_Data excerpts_

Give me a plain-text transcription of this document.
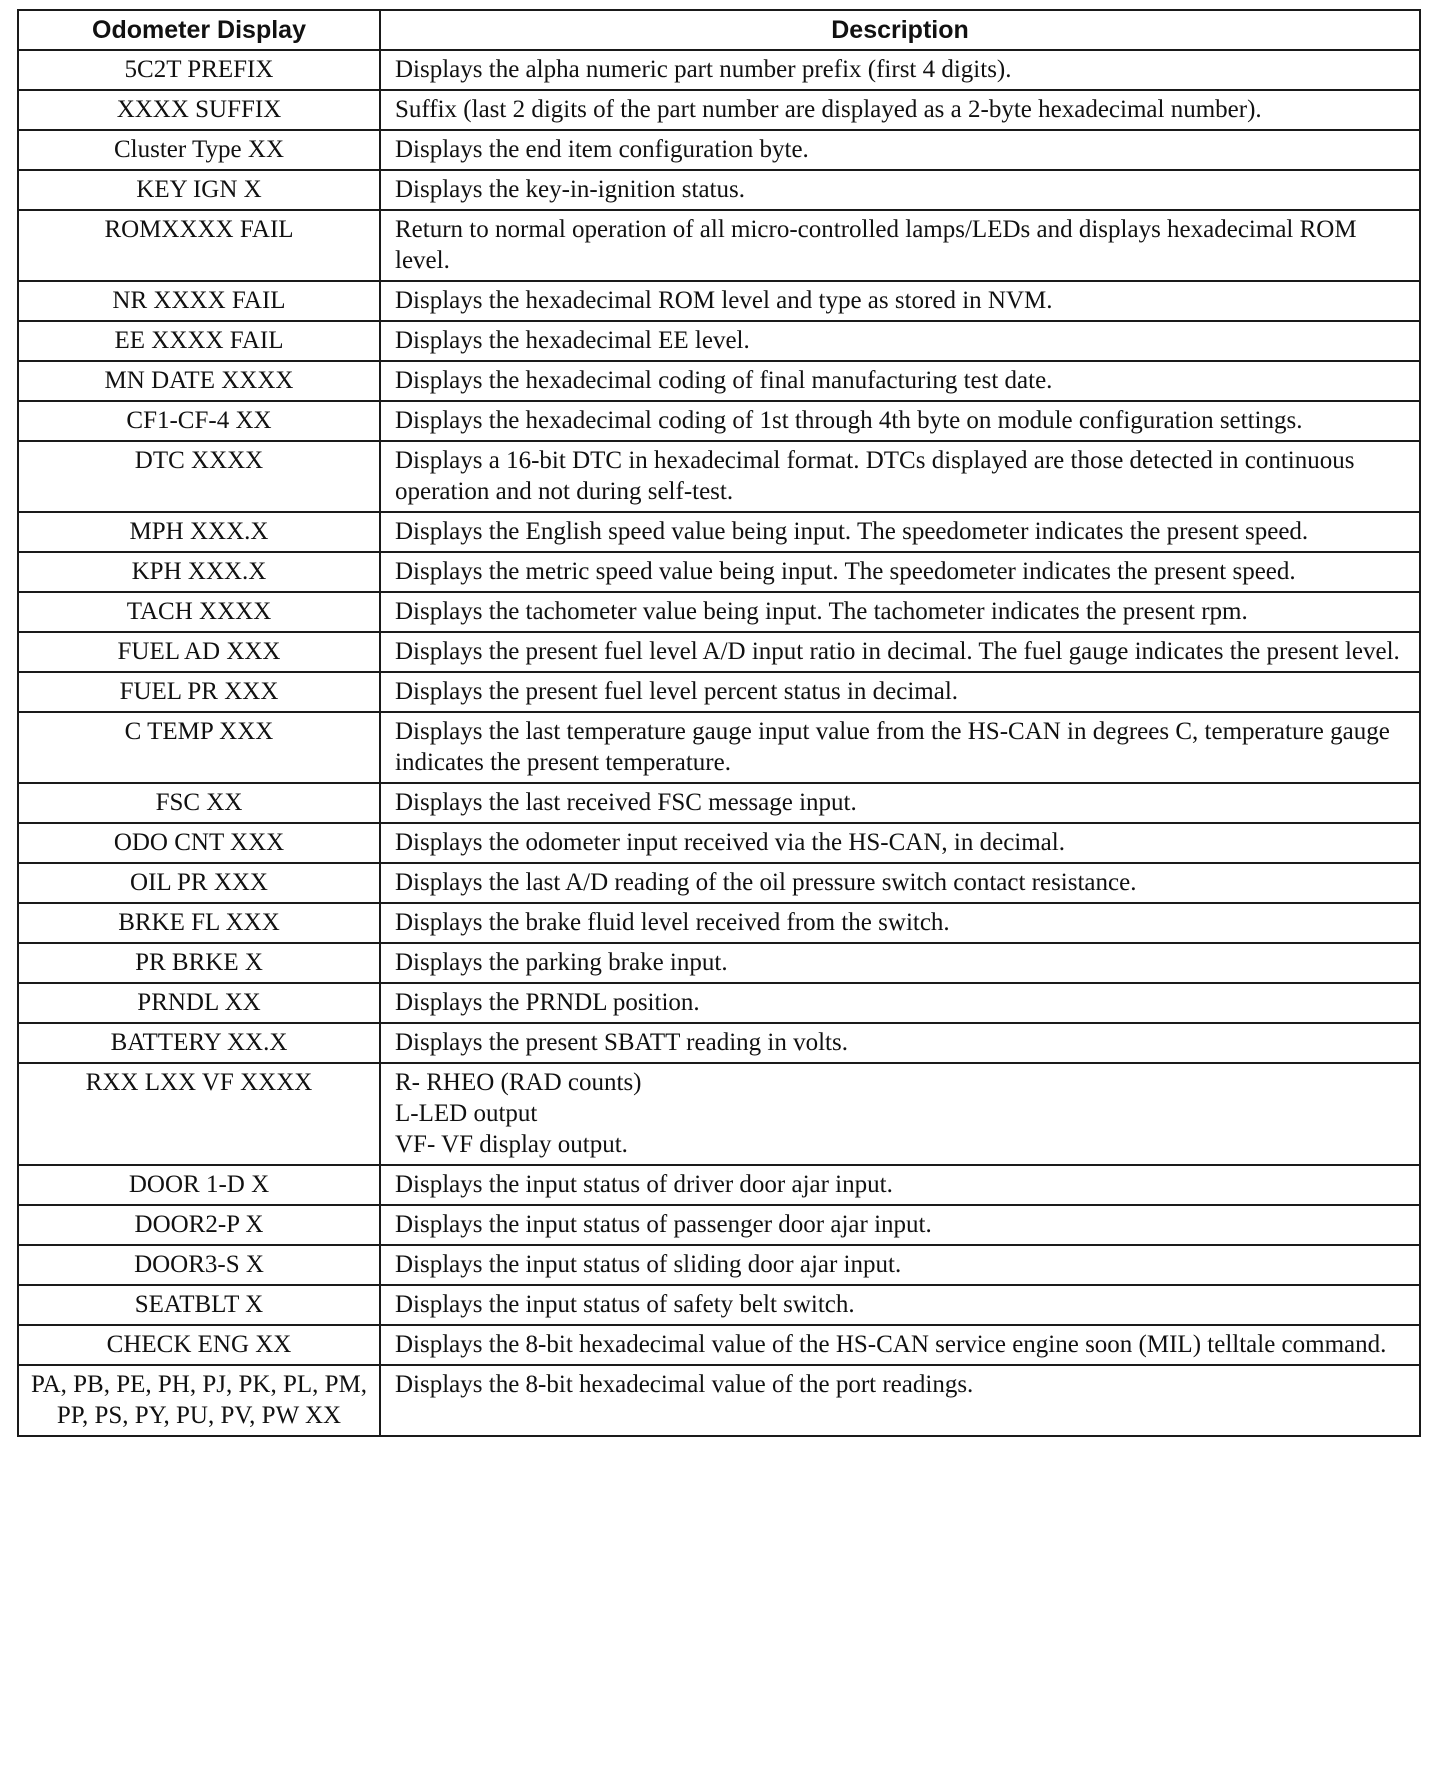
Odometer Display	Description
5C2T PREFIX	Displays the alpha numeric part number prefix (first 4 digits).
XXXX SUFFIX	Suffix (last 2 digits of the part number are displayed as a 2-byte hexadecimal number).
Cluster Type XX	Displays the end item configuration byte.
KEY IGN X	Displays the key-in-ignition status.
ROMXXXX FAIL	Return to normal operation of all micro-controlled lamps/LEDs and displays hexadecimal ROM level.
NR XXXX FAIL	Displays the hexadecimal ROM level and type as stored in NVM.
EE XXXX FAIL	Displays the hexadecimal EE level.
MN DATE XXXX	Displays the hexadecimal coding of final manufacturing test date.
CF1-CF-4 XX	Displays the hexadecimal coding of 1st through 4th byte on module configuration settings.
DTC XXXX	Displays a 16-bit DTC in hexadecimal format. DTCs displayed are those detected in continuous operation and not during self-test.
MPH XXX.X	Displays the English speed value being input. The speedometer indicates the present speed.
KPH XXX.X	Displays the metric speed value being input. The speedometer indicates the present speed.
TACH XXXX	Displays the tachometer value being input. The tachometer indicates the present rpm.
FUEL AD XXX	Displays the present fuel level A/D input ratio in decimal. The fuel gauge indicates the present level.
FUEL PR XXX	Displays the present fuel level percent status in decimal.
C TEMP XXX	Displays the last temperature gauge input value from the HS-CAN in degrees C, temperature gauge indicates the present temperature.
FSC XX	Displays the last received FSC message input.
ODO CNT XXX	Displays the odometer input received via the HS-CAN, in decimal.
OIL PR XXX	Displays the last A/D reading of the oil pressure switch contact resistance.
BRKE FL XXX	Displays the brake fluid level received from the switch.
PR BRKE X	Displays the parking brake input.
PRNDL XX	Displays the PRNDL position.
BATTERY XX.X	Displays the present SBATT reading in volts.
RXX LXX VF XXXX	R- RHEO (RAD counts)
L-LED output
VF- VF display output.
DOOR 1-D X	Displays the input status of driver door ajar input.
DOOR2-P X	Displays the input status of passenger door ajar input.
DOOR3-S X	Displays the input status of sliding door ajar input.
SEATBLT X	Displays the input status of safety belt switch.
CHECK ENG XX	Displays the 8-bit hexadecimal value of the HS-CAN service engine soon (MIL) telltale command.
PA, PB, PE, PH, PJ, PK, PL, PM, PP, PS, PY, PU, PV, PW XX	Displays the 8-bit hexadecimal value of the port readings.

_AIM_
Give the number of lines above in which the word "part" occurs, with nothing else.

_OUTPUT FOR THIS EXERCISE_
2